--- START OF Records for this task ---

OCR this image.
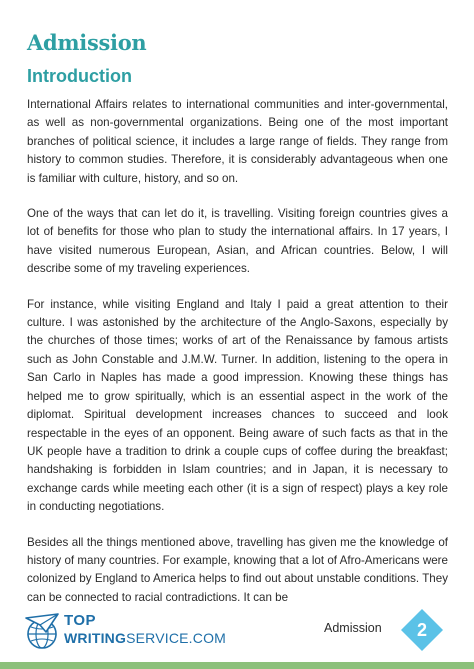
Admission
Introduction

International Affairs relates to international communities and inter-governmental, as well as non-governmental organizations. Being one of the most important branches of political science, it includes a large range of fields. They range from history to common studies. Therefore, it is considerably advantageous when one is familiar with culture, history, and so on.

One of the ways that can let do it, is travelling. Visiting foreign countries gives a lot of benefits for those who plan to study the international affairs. In 17 years, I have visited numerous European, Asian, and African countries. Below, I will describe some of my traveling experiences.

For instance, while visiting England and Italy I paid a great attention to their culture. I was astonished by the architecture of the Anglo-Saxons, especially by the churches of those times; works of art of the Renaissance by famous artists such as John Constable and J.M.W. Turner. In addition, listening to the opera in San Carlo in Naples has made a good impression. Knowing these things has helped me to grow spiritually, which is an essential aspect in the work of the diplomat. Spiritual development increases chances to succeed and look respectable in the eyes of an opponent. Being aware of such facts as that in the UK people have a tradition to drink a couple cups of coffee during the breakfast; handshaking is forbidden in Islam countries; and in Japan, it is necessary to exchange cards while meeting each other (it is a sign of respect) plays a key role in conducting negotiations.

Besides all the things mentioned above, travelling has given me the knowledge of history of many countries. For example, knowing that a lot of Afro-Americans were colonized by England to America helps to find out about unstable conditions. They can be connected to racial contradictions. It can be

TOP
WRITINGSERVICE.COM
Admission	2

--- END OF Records for this task ---

The task :: The word "travelling" appears in how many lines of the data? Answer with only the number.

Solution to this task :: 2